RECORDED DATA:
(begin)

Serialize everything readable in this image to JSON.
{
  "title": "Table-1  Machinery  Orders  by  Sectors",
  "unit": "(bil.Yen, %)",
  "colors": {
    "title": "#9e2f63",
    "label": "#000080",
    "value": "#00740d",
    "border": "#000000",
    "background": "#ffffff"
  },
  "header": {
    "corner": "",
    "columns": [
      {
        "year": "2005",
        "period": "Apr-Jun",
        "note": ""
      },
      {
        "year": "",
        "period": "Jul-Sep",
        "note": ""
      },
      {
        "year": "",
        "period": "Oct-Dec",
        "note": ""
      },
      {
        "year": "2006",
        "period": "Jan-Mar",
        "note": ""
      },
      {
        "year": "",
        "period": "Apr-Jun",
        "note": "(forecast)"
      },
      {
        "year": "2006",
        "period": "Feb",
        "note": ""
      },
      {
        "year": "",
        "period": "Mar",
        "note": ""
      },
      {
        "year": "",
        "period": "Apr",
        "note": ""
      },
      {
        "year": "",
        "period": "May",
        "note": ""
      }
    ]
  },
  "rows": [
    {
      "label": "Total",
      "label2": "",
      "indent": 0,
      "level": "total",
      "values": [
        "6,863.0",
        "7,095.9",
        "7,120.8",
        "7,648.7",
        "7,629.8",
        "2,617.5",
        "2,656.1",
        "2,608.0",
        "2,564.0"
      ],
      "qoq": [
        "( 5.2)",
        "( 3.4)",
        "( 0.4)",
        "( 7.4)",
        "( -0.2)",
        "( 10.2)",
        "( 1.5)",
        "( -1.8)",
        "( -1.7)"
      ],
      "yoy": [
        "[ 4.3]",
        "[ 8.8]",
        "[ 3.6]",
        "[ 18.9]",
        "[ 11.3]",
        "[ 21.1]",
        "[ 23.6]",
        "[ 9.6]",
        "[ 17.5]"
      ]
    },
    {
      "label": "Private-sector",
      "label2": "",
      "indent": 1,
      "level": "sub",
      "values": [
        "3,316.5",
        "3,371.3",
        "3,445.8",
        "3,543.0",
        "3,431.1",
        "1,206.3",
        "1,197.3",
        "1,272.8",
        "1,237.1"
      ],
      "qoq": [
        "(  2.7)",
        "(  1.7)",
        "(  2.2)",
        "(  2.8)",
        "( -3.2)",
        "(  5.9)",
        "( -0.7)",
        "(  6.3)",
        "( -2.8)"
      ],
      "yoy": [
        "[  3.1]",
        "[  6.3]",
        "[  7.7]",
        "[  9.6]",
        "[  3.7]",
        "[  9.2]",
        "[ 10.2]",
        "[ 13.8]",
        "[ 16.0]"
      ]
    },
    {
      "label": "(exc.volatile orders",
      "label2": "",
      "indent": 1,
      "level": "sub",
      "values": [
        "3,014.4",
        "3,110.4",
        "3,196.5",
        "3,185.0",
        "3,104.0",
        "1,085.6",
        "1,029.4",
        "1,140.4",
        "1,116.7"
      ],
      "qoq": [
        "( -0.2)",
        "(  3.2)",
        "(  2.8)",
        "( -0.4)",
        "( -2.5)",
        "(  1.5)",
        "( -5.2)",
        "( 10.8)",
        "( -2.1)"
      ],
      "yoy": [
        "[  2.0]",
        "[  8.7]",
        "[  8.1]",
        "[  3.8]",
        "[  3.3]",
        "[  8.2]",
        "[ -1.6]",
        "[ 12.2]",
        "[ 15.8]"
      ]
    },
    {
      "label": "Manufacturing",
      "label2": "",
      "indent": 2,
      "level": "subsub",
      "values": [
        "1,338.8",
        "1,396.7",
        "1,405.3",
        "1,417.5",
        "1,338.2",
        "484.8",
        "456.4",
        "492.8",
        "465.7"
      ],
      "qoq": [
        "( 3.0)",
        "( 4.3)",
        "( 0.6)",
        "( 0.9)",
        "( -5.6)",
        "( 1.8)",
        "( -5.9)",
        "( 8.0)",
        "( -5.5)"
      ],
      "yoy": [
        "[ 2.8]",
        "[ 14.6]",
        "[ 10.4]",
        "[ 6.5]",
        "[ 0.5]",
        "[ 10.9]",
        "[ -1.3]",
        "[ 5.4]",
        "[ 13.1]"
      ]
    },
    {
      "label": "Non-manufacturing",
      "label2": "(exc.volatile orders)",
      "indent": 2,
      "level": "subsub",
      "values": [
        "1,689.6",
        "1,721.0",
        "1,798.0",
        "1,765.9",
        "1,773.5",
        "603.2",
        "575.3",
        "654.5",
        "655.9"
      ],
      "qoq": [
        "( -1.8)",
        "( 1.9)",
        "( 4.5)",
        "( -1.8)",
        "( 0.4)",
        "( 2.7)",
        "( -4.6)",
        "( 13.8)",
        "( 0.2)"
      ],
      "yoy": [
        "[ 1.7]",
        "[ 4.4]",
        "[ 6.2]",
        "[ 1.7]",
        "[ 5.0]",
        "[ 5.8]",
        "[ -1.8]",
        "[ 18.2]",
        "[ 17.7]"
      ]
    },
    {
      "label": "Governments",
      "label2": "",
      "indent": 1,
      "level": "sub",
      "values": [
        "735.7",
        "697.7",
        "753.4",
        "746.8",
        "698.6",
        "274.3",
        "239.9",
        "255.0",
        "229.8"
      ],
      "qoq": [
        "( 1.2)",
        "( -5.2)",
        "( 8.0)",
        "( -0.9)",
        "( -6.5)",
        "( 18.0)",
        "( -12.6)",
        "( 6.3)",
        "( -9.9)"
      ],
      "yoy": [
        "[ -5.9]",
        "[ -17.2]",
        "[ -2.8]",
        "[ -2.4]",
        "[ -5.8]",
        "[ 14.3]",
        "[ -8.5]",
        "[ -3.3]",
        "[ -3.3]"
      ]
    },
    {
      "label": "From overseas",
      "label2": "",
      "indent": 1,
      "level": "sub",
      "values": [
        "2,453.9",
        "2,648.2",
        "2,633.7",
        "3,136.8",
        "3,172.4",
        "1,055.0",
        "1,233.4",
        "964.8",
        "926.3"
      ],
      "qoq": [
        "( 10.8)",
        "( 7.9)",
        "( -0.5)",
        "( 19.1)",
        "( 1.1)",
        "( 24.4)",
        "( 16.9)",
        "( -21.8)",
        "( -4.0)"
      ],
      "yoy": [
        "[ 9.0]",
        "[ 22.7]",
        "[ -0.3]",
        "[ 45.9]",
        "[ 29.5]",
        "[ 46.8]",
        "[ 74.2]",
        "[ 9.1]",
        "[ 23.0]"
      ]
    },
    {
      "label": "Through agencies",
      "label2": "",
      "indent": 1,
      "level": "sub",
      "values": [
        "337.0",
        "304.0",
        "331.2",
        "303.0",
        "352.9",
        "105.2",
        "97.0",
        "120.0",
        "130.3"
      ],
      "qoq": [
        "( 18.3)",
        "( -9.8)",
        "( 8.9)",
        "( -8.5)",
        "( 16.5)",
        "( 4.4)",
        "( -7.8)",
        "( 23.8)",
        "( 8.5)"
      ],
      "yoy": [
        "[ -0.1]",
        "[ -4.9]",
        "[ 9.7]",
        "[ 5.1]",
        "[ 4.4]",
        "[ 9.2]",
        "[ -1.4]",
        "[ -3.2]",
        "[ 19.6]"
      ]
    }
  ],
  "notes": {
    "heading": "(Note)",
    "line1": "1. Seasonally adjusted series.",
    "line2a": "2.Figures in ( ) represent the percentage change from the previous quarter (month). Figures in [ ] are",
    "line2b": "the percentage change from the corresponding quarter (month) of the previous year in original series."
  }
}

(end)

WHAT IS ASKED: Return the whole listing exactly.

OUTPUT OF THE EXERCISE:
Serialize everything readable in this image to JSON.
{
  "title": "Table-1  Machinery  Orders  by  Sectors",
  "unit": "(bil.Yen, %)",
  "colors": {
    "title": "#9e2f63",
    "label": "#000080",
    "value": "#00740d",
    "border": "#000000",
    "background": "#ffffff"
  },
  "header": {
    "corner": "",
    "columns": [
      {
        "year": "2005",
        "period": "Apr-Jun",
        "note": ""
      },
      {
        "year": "",
        "period": "Jul-Sep",
        "note": ""
      },
      {
        "year": "",
        "period": "Oct-Dec",
        "note": ""
      },
      {
        "year": "2006",
        "period": "Jan-Mar",
        "note": ""
      },
      {
        "year": "",
        "period": "Apr-Jun",
        "note": "(forecast)"
      },
      {
        "year": "2006",
        "period": "Feb",
        "note": ""
      },
      {
        "year": "",
        "period": "Mar",
        "note": ""
      },
      {
        "year": "",
        "period": "Apr",
        "note": ""
      },
      {
        "year": "",
        "period": "May",
        "note": ""
      }
    ]
  },
  "rows": [
    {
      "label": "Total",
      "label2": "",
      "indent": 0,
      "level": "total",
      "values": [
        "6,863.0",
        "7,095.9",
        "7,120.8",
        "7,648.7",
        "7,629.8",
        "2,617.5",
        "2,656.1",
        "2,608.0",
        "2,564.0"
      ],
      "qoq": [
        "( 5.2)",
        "( 3.4)",
        "( 0.4)",
        "( 7.4)",
        "( -0.2)",
        "( 10.2)",
        "( 1.5)",
        "( -1.8)",
        "( -1.7)"
      ],
      "yoy": [
        "[ 4.3]",
        "[ 8.8]",
        "[ 3.6]",
        "[ 18.9]",
        "[ 11.3]",
        "[ 21.1]",
        "[ 23.6]",
        "[ 9.6]",
        "[ 17.5]"
      ]
    },
    {
      "label": "Private-sector",
      "label2": "",
      "indent": 1,
      "level": "sub",
      "values": [
        "3,316.5",
        "3,371.3",
        "3,445.8",
        "3,543.0",
        "3,431.1",
        "1,206.3",
        "1,197.3",
        "1,272.8",
        "1,237.1"
      ],
      "qoq": [
        "(  2.7)",
        "(  1.7)",
        "(  2.2)",
        "(  2.8)",
        "( -3.2)",
        "(  5.9)",
        "( -0.7)",
        "(  6.3)",
        "( -2.8)"
      ],
      "yoy": [
        "[  3.1]",
        "[  6.3]",
        "[  7.7]",
        "[  9.6]",
        "[  3.7]",
        "[  9.2]",
        "[ 10.2]",
        "[ 13.8]",
        "[ 16.0]"
      ]
    },
    {
      "label": "(exc.volatile orders",
      "label2": "",
      "indent": 1,
      "level": "sub",
      "values": [
        "3,014.4",
        "3,110.4",
        "3,196.5",
        "3,185.0",
        "3,104.0",
        "1,085.6",
        "1,029.4",
        "1,140.4",
        "1,116.7"
      ],
      "qoq": [
        "( -0.2)",
        "(  3.2)",
        "(  2.8)",
        "( -0.4)",
        "( -2.5)",
        "(  1.5)",
        "( -5.2)",
        "( 10.8)",
        "( -2.1)"
      ],
      "yoy": [
        "[  2.0]",
        "[  8.7]",
        "[  8.1]",
        "[  3.8]",
        "[  3.3]",
        "[  8.2]",
        "[ -1.6]",
        "[ 12.2]",
        "[ 15.8]"
      ]
    },
    {
      "label": "Manufacturing",
      "label2": "",
      "indent": 2,
      "level": "subsub",
      "values": [
        "1,338.8",
        "1,396.7",
        "1,405.3",
        "1,417.5",
        "1,338.2",
        "484.8",
        "456.4",
        "492.8",
        "465.7"
      ],
      "qoq": [
        "( 3.0)",
        "( 4.3)",
        "( 0.6)",
        "( 0.9)",
        "( -5.6)",
        "( 1.8)",
        "( -5.9)",
        "( 8.0)",
        "( -5.5)"
      ],
      "yoy": [
        "[ 2.8]",
        "[ 14.6]",
        "[ 10.4]",
        "[ 6.5]",
        "[ 0.5]",
        "[ 10.9]",
        "[ -1.3]",
        "[ 5.4]",
        "[ 13.1]"
      ]
    },
    {
      "label": "Non-manufacturing",
      "label2": "(exc.volatile orders)",
      "indent": 2,
      "level": "subsub",
      "values": [
        "1,689.6",
        "1,721.0",
        "1,798.0",
        "1,765.9",
        "1,773.5",
        "603.2",
        "575.3",
        "654.5",
        "655.9"
      ],
      "qoq": [
        "( -1.8)",
        "( 1.9)",
        "( 4.5)",
        "( -1.8)",
        "( 0.4)",
        "( 2.7)",
        "( -4.6)",
        "( 13.8)",
        "( 0.2)"
      ],
      "yoy": [
        "[ 1.7]",
        "[ 4.4]",
        "[ 6.2]",
        "[ 1.7]",
        "[ 5.0]",
        "[ 5.8]",
        "[ -1.8]",
        "[ 18.2]",
        "[ 17.7]"
      ]
    },
    {
      "label": "Governments",
      "label2": "",
      "indent": 1,
      "level": "sub",
      "values": [
        "735.7",
        "697.7",
        "753.4",
        "746.8",
        "698.6",
        "274.3",
        "239.9",
        "255.0",
        "229.8"
      ],
      "qoq": [
        "( 1.2)",
        "( -5.2)",
        "( 8.0)",
        "( -0.9)",
        "( -6.5)",
        "( 18.0)",
        "( -12.6)",
        "( 6.3)",
        "( -9.9)"
      ],
      "yoy": [
        "[ -5.9]",
        "[ -17.2]",
        "[ -2.8]",
        "[ -2.4]",
        "[ -5.8]",
        "[ 14.3]",
        "[ -8.5]",
        "[ -3.3]",
        "[ -3.3]"
      ]
    },
    {
      "label": "From overseas",
      "label2": "",
      "indent": 1,
      "level": "sub",
      "values": [
        "2,453.9",
        "2,648.2",
        "2,633.7",
        "3,136.8",
        "3,172.4",
        "1,055.0",
        "1,233.4",
        "964.8",
        "926.3"
      ],
      "qoq": [
        "( 10.8)",
        "( 7.9)",
        "( -0.5)",
        "( 19.1)",
        "( 1.1)",
        "( 24.4)",
        "( 16.9)",
        "( -21.8)",
        "( -4.0)"
      ],
      "yoy": [
        "[ 9.0]",
        "[ 22.7]",
        "[ -0.3]",
        "[ 45.9]",
        "[ 29.5]",
        "[ 46.8]",
        "[ 74.2]",
        "[ 9.1]",
        "[ 23.0]"
      ]
    },
    {
      "label": "Through agencies",
      "label2": "",
      "indent": 1,
      "level": "sub",
      "values": [
        "337.0",
        "304.0",
        "331.2",
        "303.0",
        "352.9",
        "105.2",
        "97.0",
        "120.0",
        "130.3"
      ],
      "qoq": [
        "( 18.3)",
        "( -9.8)",
        "( 8.9)",
        "( -8.5)",
        "( 16.5)",
        "( 4.4)",
        "( -7.8)",
        "( 23.8)",
        "( 8.5)"
      ],
      "yoy": [
        "[ -0.1]",
        "[ -4.9]",
        "[ 9.7]",
        "[ 5.1]",
        "[ 4.4]",
        "[ 9.2]",
        "[ -1.4]",
        "[ -3.2]",
        "[ 19.6]"
      ]
    }
  ],
  "notes": {
    "heading": "(Note)",
    "line1": "1. Seasonally adjusted series.",
    "line2a": "2.Figures in ( ) represent the percentage change from the previous quarter (month). Figures in [ ] are",
    "line2b": "the percentage change from the corresponding quarter (month) of the previous year in original series."
  }
}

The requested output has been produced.